§ Challenge
Select from the records below every line that has the word "peak" in it.

-------

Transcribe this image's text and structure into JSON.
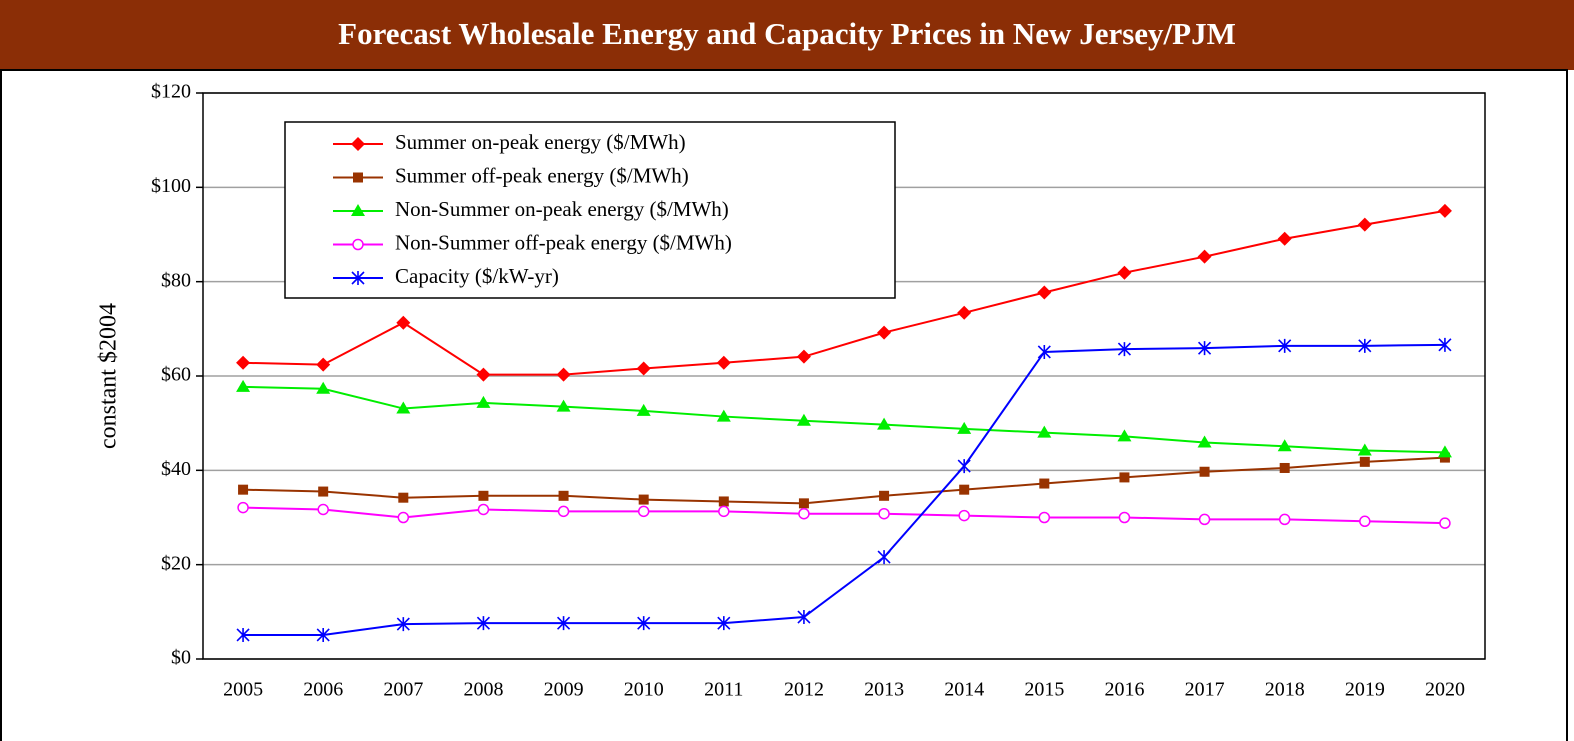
{
  "chart_data": {
    "type": "line",
    "title": "Forecast Wholesale Energy and Capacity Prices in New Jersey/PJM",
    "y_label": "constant $2004",
    "categories": [
      "2005",
      "2006",
      "2007",
      "2008",
      "2009",
      "2010",
      "2011",
      "2012",
      "2013",
      "2014",
      "2015",
      "2016",
      "2017",
      "2018",
      "2019",
      "2020"
    ],
    "ylim": [
      0,
      120
    ],
    "yticks": [
      {
        "value": 0,
        "label": "$0"
      },
      {
        "value": 20,
        "label": "$20"
      },
      {
        "value": 40,
        "label": "$40"
      },
      {
        "value": 60,
        "label": "$60"
      },
      {
        "value": 80,
        "label": "$80"
      },
      {
        "value": 100,
        "label": "$100"
      },
      {
        "value": 120,
        "label": "$120"
      }
    ],
    "grid": true,
    "legend": "upper left",
    "series": [
      {
        "name": "Summer on-peak energy ($/MWh)",
        "color": "#ff0000",
        "marker": "diamond",
        "values": [
          62.8,
          62.4,
          71.3,
          60.3,
          60.3,
          61.6,
          62.8,
          64.1,
          69.2,
          73.4,
          77.7,
          81.9,
          85.3,
          89.1,
          92.1,
          95.0
        ]
      },
      {
        "name": "Summer off-peak energy ($/MWh)",
        "color": "#993300",
        "marker": "square",
        "values": [
          35.9,
          35.5,
          34.2,
          34.6,
          34.6,
          33.8,
          33.4,
          33.0,
          34.6,
          35.9,
          37.2,
          38.5,
          39.7,
          40.5,
          41.8,
          42.7
        ]
      },
      {
        "name": "Non-Summer on-peak energy ($/MWh)",
        "color": "#00ee00",
        "marker": "triangle",
        "values": [
          57.7,
          57.3,
          53.1,
          54.3,
          53.5,
          52.6,
          51.4,
          50.5,
          49.7,
          48.8,
          48.0,
          47.2,
          45.9,
          45.1,
          44.2,
          43.8
        ]
      },
      {
        "name": "Non-Summer off-peak energy ($/MWh)",
        "color": "#ff00ff",
        "marker": "circle",
        "values": [
          32.1,
          31.7,
          30.0,
          31.7,
          31.3,
          31.3,
          31.3,
          30.8,
          30.8,
          30.4,
          30.0,
          30.0,
          29.6,
          29.6,
          29.2,
          28.8
        ]
      },
      {
        "name": "Capacity ($/kW-yr)",
        "color": "#0000ff",
        "marker": "star",
        "values": [
          5.1,
          5.1,
          7.4,
          7.6,
          7.6,
          7.6,
          7.6,
          8.9,
          21.6,
          40.9,
          65.1,
          65.7,
          65.9,
          66.4,
          66.4,
          66.6
        ]
      }
    ]
  }
}
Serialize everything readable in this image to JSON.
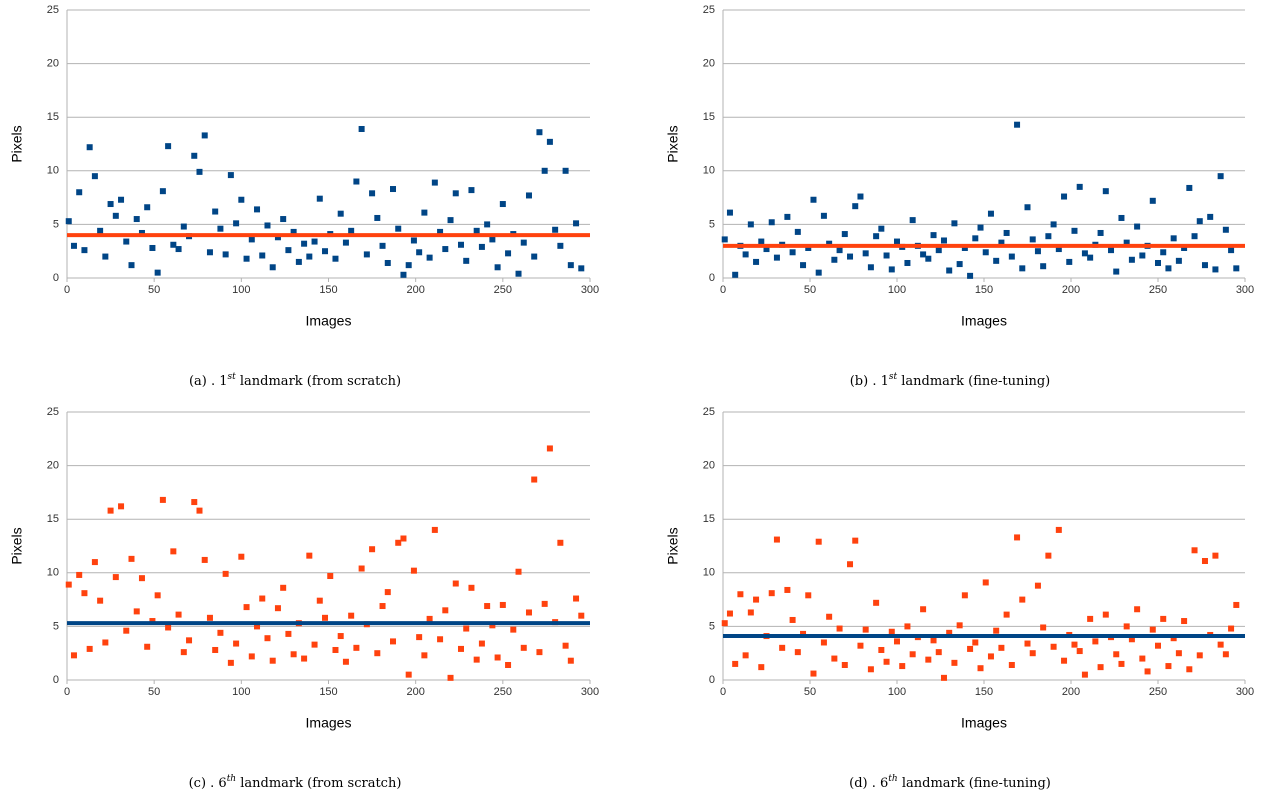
{
  "chart_data": [
    {
      "type": "scatter",
      "marker": "square",
      "color": "#004586",
      "xlabel": "Images",
      "ylabel": "Pixels",
      "caption_prefix": "(a) . 1",
      "caption_sup": "st",
      "caption_suffix": " landmark (from scratch)",
      "xlim": [
        0,
        300
      ],
      "xticks": [
        0,
        50,
        100,
        150,
        200,
        250,
        300
      ],
      "ylim": [
        0,
        25
      ],
      "yticks": [
        0,
        5,
        10,
        15,
        20,
        25
      ],
      "grid": true,
      "hline": {
        "value": 4.0,
        "color": "#ff420e"
      },
      "x": [
        1,
        4,
        7,
        10,
        13,
        16,
        19,
        22,
        25,
        28,
        31,
        34,
        37,
        40,
        43,
        46,
        49,
        52,
        55,
        58,
        61,
        64,
        67,
        70,
        73,
        76,
        79,
        82,
        85,
        88,
        91,
        94,
        97,
        100,
        103,
        106,
        109,
        112,
        115,
        118,
        121,
        124,
        127,
        130,
        133,
        136,
        139,
        142,
        145,
        148,
        151,
        154,
        157,
        160,
        163,
        166,
        169,
        172,
        175,
        178,
        181,
        184,
        187,
        190,
        193,
        196,
        199,
        202,
        205,
        208,
        211,
        214,
        217,
        220,
        223,
        226,
        229,
        232,
        235,
        238,
        241,
        244,
        247,
        250,
        253,
        256,
        259,
        262,
        265,
        268,
        271,
        274,
        277,
        280,
        283,
        286,
        289,
        292,
        295
      ],
      "values": [
        5.3,
        3.0,
        8.0,
        2.6,
        12.2,
        9.5,
        4.4,
        2.0,
        6.9,
        5.8,
        7.3,
        3.4,
        1.2,
        5.5,
        4.2,
        6.6,
        2.8,
        0.5,
        8.1,
        12.3,
        3.1,
        2.7,
        4.8,
        3.9,
        11.4,
        9.9,
        13.3,
        2.4,
        6.2,
        4.6,
        2.2,
        9.6,
        5.1,
        7.3,
        1.8,
        3.6,
        6.4,
        2.1,
        4.9,
        1.0,
        3.8,
        5.5,
        2.6,
        4.3,
        1.5,
        3.2,
        2.0,
        3.4,
        7.4,
        2.5,
        4.1,
        1.8,
        6.0,
        3.3,
        4.4,
        9.0,
        13.9,
        2.2,
        7.9,
        5.6,
        3.0,
        1.4,
        8.3,
        4.6,
        0.3,
        1.2,
        3.5,
        2.4,
        6.1,
        1.9,
        8.9,
        4.3,
        2.7,
        5.4,
        7.9,
        3.1,
        1.6,
        8.2,
        4.4,
        2.9,
        5.0,
        3.6,
        1.0,
        6.9,
        2.3,
        4.1,
        0.4,
        3.3,
        7.7,
        2.0,
        13.6,
        10.0,
        12.7,
        4.5,
        3.0,
        10.0,
        1.2,
        5.1,
        0.9
      ]
    },
    {
      "type": "scatter",
      "marker": "square",
      "color": "#004586",
      "xlabel": "Images",
      "ylabel": "Pixels",
      "caption_prefix": "(b) . 1",
      "caption_sup": "st",
      "caption_suffix": " landmark (fine-tuning)",
      "xlim": [
        0,
        300
      ],
      "xticks": [
        0,
        50,
        100,
        150,
        200,
        250,
        300
      ],
      "ylim": [
        0,
        25
      ],
      "yticks": [
        0,
        5,
        10,
        15,
        20,
        25
      ],
      "grid": true,
      "hline": {
        "value": 3.0,
        "color": "#ff420e"
      },
      "x": [
        1,
        4,
        7,
        10,
        13,
        16,
        19,
        22,
        25,
        28,
        31,
        34,
        37,
        40,
        43,
        46,
        49,
        52,
        55,
        58,
        61,
        64,
        67,
        70,
        73,
        76,
        79,
        82,
        85,
        88,
        91,
        94,
        97,
        100,
        103,
        106,
        109,
        112,
        115,
        118,
        121,
        124,
        127,
        130,
        133,
        136,
        139,
        142,
        145,
        148,
        151,
        154,
        157,
        160,
        163,
        166,
        169,
        172,
        175,
        178,
        181,
        184,
        187,
        190,
        193,
        196,
        199,
        202,
        205,
        208,
        211,
        214,
        217,
        220,
        223,
        226,
        229,
        232,
        235,
        238,
        241,
        244,
        247,
        250,
        253,
        256,
        259,
        262,
        265,
        268,
        271,
        274,
        277,
        280,
        283,
        286,
        289,
        292,
        295
      ],
      "values": [
        3.6,
        6.1,
        0.3,
        3.0,
        2.2,
        5.0,
        1.5,
        3.4,
        2.7,
        5.2,
        1.9,
        3.1,
        5.7,
        2.4,
        4.3,
        1.2,
        2.8,
        7.3,
        0.5,
        5.8,
        3.2,
        1.7,
        2.6,
        4.1,
        2.0,
        6.7,
        7.6,
        2.3,
        1.0,
        3.9,
        4.6,
        2.1,
        0.8,
        3.4,
        2.9,
        1.4,
        5.4,
        3.0,
        2.2,
        1.8,
        4.0,
        2.6,
        3.5,
        0.7,
        5.1,
        1.3,
        2.8,
        0.2,
        3.7,
        4.7,
        2.4,
        6.0,
        1.6,
        3.3,
        4.2,
        2.0,
        14.3,
        0.9,
        6.6,
        3.6,
        2.5,
        1.1,
        3.9,
        5.0,
        2.7,
        7.6,
        1.5,
        4.4,
        8.5,
        2.3,
        1.9,
        3.1,
        4.2,
        8.1,
        2.6,
        0.6,
        5.6,
        3.3,
        1.7,
        4.8,
        2.1,
        3.0,
        7.2,
        1.4,
        2.4,
        0.9,
        3.7,
        1.6,
        2.8,
        8.4,
        3.9,
        5.3,
        1.2,
        5.7,
        0.8,
        9.5,
        4.5,
        2.6,
        0.9
      ]
    },
    {
      "type": "scatter",
      "marker": "square",
      "color": "#ff420e",
      "xlabel": "Images",
      "ylabel": "Pixels",
      "caption_prefix": "(c) . 6",
      "caption_sup": "th",
      "caption_suffix": " landmark (from scratch)",
      "xlim": [
        0,
        300
      ],
      "xticks": [
        0,
        50,
        100,
        150,
        200,
        250,
        300
      ],
      "ylim": [
        0,
        25
      ],
      "yticks": [
        0,
        5,
        10,
        15,
        20,
        25
      ],
      "grid": true,
      "hline": {
        "value": 5.3,
        "color": "#004586"
      },
      "x": [
        1,
        4,
        7,
        10,
        13,
        16,
        19,
        22,
        25,
        28,
        31,
        34,
        37,
        40,
        43,
        46,
        49,
        52,
        55,
        58,
        61,
        64,
        67,
        70,
        73,
        76,
        79,
        82,
        85,
        88,
        91,
        94,
        97,
        100,
        103,
        106,
        109,
        112,
        115,
        118,
        121,
        124,
        127,
        130,
        133,
        136,
        139,
        142,
        145,
        148,
        151,
        154,
        157,
        160,
        163,
        166,
        169,
        172,
        175,
        178,
        181,
        184,
        187,
        190,
        193,
        196,
        199,
        202,
        205,
        208,
        211,
        214,
        217,
        220,
        223,
        226,
        229,
        232,
        235,
        238,
        241,
        244,
        247,
        250,
        253,
        256,
        259,
        262,
        265,
        268,
        271,
        274,
        277,
        280,
        283,
        286,
        289,
        292,
        295
      ],
      "values": [
        8.9,
        2.3,
        9.8,
        8.1,
        2.9,
        11.0,
        7.4,
        3.5,
        15.8,
        9.6,
        16.2,
        4.6,
        11.3,
        6.4,
        9.5,
        3.1,
        5.5,
        7.9,
        16.8,
        4.9,
        12.0,
        6.1,
        2.6,
        3.7,
        16.6,
        15.8,
        11.2,
        5.8,
        2.8,
        4.4,
        9.9,
        1.6,
        3.4,
        11.5,
        6.8,
        2.2,
        5.0,
        7.6,
        3.9,
        1.8,
        6.7,
        8.6,
        4.3,
        2.4,
        5.3,
        2.0,
        11.6,
        3.3,
        7.4,
        5.8,
        9.7,
        2.8,
        4.1,
        1.7,
        6.0,
        3.0,
        10.4,
        5.2,
        12.2,
        2.5,
        6.9,
        8.2,
        3.6,
        12.8,
        13.2,
        0.5,
        10.2,
        4.0,
        2.3,
        5.7,
        14.0,
        3.8,
        6.5,
        0.2,
        9.0,
        2.9,
        4.8,
        8.6,
        1.9,
        3.4,
        6.9,
        5.1,
        2.1,
        7.0,
        1.4,
        4.7,
        10.1,
        3.0,
        6.3,
        18.7,
        2.6,
        7.1,
        21.6,
        5.4,
        12.8,
        3.2,
        1.8,
        7.6,
        6.0
      ]
    },
    {
      "type": "scatter",
      "marker": "square",
      "color": "#ff420e",
      "xlabel": "Images",
      "ylabel": "Pixels",
      "caption_prefix": "(d) . 6",
      "caption_sup": "th",
      "caption_suffix": " landmark (fine-tuning)",
      "xlim": [
        0,
        300
      ],
      "xticks": [
        0,
        50,
        100,
        150,
        200,
        250,
        300
      ],
      "ylim": [
        0,
        25
      ],
      "yticks": [
        0,
        5,
        10,
        15,
        20,
        25
      ],
      "grid": true,
      "hline": {
        "value": 4.1,
        "color": "#004586"
      },
      "x": [
        1,
        4,
        7,
        10,
        13,
        16,
        19,
        22,
        25,
        28,
        31,
        34,
        37,
        40,
        43,
        46,
        49,
        52,
        55,
        58,
        61,
        64,
        67,
        70,
        73,
        76,
        79,
        82,
        85,
        88,
        91,
        94,
        97,
        100,
        103,
        106,
        109,
        112,
        115,
        118,
        121,
        124,
        127,
        130,
        133,
        136,
        139,
        142,
        145,
        148,
        151,
        154,
        157,
        160,
        163,
        166,
        169,
        172,
        175,
        178,
        181,
        184,
        187,
        190,
        193,
        196,
        199,
        202,
        205,
        208,
        211,
        214,
        217,
        220,
        223,
        226,
        229,
        232,
        235,
        238,
        241,
        244,
        247,
        250,
        253,
        256,
        259,
        262,
        265,
        268,
        271,
        274,
        277,
        280,
        283,
        286,
        289,
        292,
        295
      ],
      "values": [
        5.3,
        6.2,
        1.5,
        8.0,
        2.3,
        6.3,
        7.5,
        1.2,
        4.1,
        8.1,
        13.1,
        3.0,
        8.4,
        5.6,
        2.6,
        4.3,
        7.9,
        0.6,
        12.9,
        3.5,
        5.9,
        2.0,
        4.8,
        1.4,
        10.8,
        13.0,
        3.2,
        4.7,
        1.0,
        7.2,
        2.8,
        1.7,
        4.5,
        3.6,
        1.3,
        5.0,
        2.4,
        4.0,
        6.6,
        1.9,
        3.7,
        2.6,
        0.2,
        4.4,
        1.6,
        5.1,
        7.9,
        2.9,
        3.5,
        1.1,
        9.1,
        2.2,
        4.6,
        3.0,
        6.1,
        1.4,
        13.3,
        7.5,
        3.4,
        2.5,
        8.8,
        4.9,
        11.6,
        3.1,
        14.0,
        1.8,
        4.2,
        3.3,
        2.7,
        0.5,
        5.7,
        3.6,
        1.2,
        6.1,
        4.0,
        2.4,
        1.5,
        5.0,
        3.8,
        6.6,
        2.0,
        0.8,
        4.7,
        3.2,
        5.7,
        1.3,
        3.9,
        2.5,
        5.5,
        1.0,
        12.1,
        2.3,
        11.1,
        4.2,
        11.6,
        3.3,
        2.4,
        4.8,
        7.0
      ]
    }
  ]
}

-------

§ Final result
        "name": "Summer on-peak energy ($/MWh)",
        "name": "Summer off-peak energy ($/MWh)",
        "name": "Non-Summer on-peak energy ($/MWh)",
        "name": "Non-Summer off-peak energy ($/MWh)",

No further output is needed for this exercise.